═════ Material provided

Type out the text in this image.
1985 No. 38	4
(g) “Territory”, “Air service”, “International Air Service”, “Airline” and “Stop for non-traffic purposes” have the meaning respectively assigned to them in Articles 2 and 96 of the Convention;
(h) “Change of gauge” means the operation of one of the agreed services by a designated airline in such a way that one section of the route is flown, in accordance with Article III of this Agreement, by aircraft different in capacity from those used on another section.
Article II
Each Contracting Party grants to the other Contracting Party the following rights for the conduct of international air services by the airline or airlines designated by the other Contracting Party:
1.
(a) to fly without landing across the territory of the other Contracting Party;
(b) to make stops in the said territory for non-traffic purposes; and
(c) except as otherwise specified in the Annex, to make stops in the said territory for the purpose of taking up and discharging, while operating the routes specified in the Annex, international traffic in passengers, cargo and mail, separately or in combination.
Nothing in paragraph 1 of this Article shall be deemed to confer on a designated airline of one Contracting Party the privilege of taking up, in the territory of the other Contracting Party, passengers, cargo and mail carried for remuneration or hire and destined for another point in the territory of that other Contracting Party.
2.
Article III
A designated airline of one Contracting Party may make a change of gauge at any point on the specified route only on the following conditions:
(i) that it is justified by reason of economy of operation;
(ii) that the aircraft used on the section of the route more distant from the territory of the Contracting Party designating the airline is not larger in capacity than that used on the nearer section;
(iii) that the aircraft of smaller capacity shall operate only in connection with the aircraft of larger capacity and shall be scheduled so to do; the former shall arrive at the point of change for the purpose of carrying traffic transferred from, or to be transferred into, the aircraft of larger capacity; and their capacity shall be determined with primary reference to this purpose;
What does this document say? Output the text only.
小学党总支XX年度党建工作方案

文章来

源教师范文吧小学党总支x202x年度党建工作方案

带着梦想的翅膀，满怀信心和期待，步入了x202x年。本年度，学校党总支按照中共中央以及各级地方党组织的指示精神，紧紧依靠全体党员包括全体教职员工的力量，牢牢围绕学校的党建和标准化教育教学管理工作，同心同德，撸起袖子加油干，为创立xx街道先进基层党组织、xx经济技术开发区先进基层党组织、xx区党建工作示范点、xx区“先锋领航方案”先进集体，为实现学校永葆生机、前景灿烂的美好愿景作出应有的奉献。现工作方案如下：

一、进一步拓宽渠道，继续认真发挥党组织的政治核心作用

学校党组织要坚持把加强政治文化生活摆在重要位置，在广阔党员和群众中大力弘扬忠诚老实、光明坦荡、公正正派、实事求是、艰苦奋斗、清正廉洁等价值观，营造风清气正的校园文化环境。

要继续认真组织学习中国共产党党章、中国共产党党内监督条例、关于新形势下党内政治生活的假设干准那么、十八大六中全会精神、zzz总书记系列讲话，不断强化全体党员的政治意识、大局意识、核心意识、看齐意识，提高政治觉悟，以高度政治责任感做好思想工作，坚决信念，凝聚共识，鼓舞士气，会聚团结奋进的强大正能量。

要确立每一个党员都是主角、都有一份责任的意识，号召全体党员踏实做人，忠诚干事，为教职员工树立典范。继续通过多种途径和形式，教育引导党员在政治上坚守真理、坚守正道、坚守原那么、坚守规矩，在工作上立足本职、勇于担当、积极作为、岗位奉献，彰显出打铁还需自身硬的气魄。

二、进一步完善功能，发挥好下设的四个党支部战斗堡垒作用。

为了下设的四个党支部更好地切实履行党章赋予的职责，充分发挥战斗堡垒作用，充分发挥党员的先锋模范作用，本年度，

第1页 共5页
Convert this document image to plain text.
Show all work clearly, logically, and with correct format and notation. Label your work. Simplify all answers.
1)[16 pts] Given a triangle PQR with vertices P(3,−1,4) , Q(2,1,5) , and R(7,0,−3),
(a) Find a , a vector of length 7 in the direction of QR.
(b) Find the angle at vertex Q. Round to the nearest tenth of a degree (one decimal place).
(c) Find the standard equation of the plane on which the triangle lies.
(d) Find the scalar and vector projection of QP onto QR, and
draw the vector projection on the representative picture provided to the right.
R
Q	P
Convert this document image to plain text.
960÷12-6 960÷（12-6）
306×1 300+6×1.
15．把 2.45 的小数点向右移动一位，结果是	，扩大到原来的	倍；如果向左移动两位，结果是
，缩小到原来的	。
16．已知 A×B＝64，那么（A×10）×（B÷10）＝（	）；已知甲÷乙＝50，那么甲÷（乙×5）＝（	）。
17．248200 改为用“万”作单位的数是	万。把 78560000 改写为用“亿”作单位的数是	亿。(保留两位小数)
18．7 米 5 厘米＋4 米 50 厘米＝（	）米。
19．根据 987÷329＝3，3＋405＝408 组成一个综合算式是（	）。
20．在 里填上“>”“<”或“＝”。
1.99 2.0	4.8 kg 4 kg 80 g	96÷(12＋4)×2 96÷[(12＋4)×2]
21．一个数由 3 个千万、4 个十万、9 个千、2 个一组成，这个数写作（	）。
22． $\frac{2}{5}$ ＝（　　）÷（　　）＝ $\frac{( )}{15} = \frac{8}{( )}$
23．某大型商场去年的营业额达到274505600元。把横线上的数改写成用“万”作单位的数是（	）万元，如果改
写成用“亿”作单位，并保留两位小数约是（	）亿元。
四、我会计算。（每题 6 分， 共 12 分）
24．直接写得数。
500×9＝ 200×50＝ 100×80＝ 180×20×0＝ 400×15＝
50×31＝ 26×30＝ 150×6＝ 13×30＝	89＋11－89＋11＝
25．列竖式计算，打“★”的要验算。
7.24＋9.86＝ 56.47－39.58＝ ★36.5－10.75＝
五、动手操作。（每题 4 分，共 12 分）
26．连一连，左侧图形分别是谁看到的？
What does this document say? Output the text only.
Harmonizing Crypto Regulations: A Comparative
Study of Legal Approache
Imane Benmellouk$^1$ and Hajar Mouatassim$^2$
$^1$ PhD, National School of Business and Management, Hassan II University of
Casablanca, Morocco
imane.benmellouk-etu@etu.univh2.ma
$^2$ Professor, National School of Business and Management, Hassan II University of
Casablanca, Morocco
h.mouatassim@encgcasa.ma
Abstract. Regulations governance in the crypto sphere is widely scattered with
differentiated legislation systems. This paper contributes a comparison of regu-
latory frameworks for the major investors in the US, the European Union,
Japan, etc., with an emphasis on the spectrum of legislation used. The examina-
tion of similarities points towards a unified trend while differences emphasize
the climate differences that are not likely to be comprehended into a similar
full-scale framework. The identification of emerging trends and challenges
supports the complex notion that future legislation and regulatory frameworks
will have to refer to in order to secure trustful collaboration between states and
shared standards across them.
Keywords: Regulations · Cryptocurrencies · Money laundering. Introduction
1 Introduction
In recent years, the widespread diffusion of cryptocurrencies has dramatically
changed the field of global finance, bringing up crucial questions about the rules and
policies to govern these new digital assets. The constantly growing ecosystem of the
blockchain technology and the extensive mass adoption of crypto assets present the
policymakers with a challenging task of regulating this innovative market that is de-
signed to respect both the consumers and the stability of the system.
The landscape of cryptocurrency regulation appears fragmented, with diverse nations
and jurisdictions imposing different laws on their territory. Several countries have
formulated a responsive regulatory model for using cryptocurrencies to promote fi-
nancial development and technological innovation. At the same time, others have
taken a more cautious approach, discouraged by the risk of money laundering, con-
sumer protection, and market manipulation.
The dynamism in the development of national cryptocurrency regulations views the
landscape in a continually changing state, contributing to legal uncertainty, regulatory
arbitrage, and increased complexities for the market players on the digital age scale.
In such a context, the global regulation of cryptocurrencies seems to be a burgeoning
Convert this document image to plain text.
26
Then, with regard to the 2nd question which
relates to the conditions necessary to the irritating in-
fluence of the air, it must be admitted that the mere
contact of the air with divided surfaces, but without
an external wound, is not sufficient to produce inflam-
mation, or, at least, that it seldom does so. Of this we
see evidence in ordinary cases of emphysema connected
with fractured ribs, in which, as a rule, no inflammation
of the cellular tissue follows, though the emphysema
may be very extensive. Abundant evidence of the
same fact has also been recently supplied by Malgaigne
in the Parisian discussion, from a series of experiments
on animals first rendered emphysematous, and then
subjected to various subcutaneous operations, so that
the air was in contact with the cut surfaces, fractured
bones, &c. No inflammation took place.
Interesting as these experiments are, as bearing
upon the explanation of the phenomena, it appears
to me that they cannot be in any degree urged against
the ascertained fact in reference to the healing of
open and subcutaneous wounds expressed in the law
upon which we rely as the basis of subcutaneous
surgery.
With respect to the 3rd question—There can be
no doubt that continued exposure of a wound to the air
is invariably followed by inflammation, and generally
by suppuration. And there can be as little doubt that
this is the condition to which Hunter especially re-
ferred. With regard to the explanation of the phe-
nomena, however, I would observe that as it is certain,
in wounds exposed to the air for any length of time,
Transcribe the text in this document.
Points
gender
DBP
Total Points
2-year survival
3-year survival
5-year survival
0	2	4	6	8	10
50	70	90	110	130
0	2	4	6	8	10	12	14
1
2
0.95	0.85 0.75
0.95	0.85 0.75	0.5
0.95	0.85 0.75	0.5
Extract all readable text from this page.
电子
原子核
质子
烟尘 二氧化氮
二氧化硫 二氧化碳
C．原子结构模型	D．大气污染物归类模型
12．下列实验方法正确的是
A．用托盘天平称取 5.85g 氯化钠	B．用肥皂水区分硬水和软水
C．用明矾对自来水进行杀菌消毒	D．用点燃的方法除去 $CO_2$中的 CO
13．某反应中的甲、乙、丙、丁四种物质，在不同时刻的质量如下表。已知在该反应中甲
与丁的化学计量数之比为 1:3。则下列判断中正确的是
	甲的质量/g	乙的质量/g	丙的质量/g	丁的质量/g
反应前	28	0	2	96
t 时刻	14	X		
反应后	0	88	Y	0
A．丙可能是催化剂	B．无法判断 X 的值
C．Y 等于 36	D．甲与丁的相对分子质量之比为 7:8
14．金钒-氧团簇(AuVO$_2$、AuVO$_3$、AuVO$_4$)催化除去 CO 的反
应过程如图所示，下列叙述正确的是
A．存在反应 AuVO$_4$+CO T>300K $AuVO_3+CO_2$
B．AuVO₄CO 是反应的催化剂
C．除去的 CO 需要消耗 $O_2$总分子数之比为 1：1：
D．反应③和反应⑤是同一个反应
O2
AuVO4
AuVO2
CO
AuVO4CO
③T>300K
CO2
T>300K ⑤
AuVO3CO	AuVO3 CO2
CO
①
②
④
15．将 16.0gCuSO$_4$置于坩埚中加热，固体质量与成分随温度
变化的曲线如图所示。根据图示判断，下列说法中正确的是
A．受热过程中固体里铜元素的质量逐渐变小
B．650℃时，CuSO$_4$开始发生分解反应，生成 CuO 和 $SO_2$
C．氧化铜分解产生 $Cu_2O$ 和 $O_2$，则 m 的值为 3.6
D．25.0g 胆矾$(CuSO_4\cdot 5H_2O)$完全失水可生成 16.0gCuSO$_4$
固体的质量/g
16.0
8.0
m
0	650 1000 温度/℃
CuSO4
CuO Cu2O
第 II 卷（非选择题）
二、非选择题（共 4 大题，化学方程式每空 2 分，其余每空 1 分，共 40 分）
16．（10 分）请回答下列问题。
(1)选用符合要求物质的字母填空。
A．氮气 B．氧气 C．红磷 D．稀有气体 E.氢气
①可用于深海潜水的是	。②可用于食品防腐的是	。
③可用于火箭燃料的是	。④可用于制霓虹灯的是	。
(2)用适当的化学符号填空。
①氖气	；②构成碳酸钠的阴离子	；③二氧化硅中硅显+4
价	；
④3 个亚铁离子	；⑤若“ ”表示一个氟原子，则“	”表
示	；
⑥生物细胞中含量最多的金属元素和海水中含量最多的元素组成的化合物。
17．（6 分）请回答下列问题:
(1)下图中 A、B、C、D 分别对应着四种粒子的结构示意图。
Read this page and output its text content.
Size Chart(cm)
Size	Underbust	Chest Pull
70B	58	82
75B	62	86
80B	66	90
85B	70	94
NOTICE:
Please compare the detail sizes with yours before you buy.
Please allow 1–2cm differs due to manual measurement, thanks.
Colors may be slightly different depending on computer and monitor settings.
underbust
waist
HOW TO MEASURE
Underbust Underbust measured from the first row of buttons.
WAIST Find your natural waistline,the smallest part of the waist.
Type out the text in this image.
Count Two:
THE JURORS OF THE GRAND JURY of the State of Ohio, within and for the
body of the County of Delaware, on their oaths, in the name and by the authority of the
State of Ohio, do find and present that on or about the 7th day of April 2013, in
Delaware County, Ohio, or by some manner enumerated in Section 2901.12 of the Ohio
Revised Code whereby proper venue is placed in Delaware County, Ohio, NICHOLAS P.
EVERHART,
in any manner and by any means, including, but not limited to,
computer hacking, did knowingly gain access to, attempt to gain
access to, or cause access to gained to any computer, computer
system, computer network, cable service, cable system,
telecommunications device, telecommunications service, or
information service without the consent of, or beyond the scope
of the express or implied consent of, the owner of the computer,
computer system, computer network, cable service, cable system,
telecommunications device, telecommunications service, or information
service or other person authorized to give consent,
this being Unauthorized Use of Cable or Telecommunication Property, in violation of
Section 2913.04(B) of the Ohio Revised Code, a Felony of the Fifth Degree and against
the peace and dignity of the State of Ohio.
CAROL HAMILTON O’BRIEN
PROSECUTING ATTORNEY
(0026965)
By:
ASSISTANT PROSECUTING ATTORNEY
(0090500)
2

══════════

Lines containing the string "differences" are to be selected and copied.

→ **Solution to this problem**:
tion of similarities points towards a unified trend while differences emphasize
the climate differences that are not likely to be comprehended into a similar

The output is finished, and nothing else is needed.